::: Dataset extract

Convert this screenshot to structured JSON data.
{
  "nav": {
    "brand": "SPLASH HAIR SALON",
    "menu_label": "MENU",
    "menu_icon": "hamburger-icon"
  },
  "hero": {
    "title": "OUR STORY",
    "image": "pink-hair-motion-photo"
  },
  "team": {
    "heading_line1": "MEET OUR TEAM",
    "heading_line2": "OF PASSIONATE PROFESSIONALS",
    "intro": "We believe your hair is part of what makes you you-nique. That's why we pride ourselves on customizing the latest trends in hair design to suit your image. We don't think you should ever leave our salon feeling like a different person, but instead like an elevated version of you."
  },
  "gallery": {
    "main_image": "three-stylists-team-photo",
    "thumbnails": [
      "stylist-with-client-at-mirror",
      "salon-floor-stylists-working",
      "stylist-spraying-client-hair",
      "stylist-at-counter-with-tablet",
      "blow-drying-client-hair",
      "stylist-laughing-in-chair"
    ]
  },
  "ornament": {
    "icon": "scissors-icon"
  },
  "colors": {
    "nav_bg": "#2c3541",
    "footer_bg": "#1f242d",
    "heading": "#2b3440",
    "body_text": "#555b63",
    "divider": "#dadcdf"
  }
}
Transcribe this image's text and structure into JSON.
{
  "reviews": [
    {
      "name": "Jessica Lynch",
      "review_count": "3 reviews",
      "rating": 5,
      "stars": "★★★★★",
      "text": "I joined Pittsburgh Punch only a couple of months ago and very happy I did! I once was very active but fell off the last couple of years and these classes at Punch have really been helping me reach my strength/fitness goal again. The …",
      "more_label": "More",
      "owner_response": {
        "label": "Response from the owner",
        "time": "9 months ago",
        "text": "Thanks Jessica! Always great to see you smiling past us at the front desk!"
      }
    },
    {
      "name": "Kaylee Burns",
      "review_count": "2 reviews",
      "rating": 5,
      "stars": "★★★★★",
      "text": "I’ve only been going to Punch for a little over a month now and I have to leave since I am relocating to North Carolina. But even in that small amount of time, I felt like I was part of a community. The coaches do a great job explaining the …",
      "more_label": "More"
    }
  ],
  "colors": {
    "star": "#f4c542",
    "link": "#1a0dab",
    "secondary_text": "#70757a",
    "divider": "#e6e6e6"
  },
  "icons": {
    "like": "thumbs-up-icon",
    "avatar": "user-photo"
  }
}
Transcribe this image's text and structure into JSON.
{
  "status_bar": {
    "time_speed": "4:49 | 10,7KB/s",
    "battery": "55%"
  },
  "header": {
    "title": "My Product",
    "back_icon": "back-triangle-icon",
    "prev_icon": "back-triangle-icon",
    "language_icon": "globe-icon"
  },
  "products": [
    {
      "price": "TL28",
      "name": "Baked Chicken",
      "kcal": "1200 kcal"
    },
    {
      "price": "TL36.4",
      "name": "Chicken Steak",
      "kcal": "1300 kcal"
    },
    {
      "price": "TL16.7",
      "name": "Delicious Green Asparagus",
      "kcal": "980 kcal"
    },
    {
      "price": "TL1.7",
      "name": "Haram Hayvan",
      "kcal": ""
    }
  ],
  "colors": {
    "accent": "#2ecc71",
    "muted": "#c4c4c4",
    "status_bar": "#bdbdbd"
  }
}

::::::

● Exercise prompt
Look through the entries above. Extract each line with the word "price".

● Result of the task
      "price": "TL28",
      "price": "TL36.4",
      "price": "TL16.7",
      "price": "TL1.7",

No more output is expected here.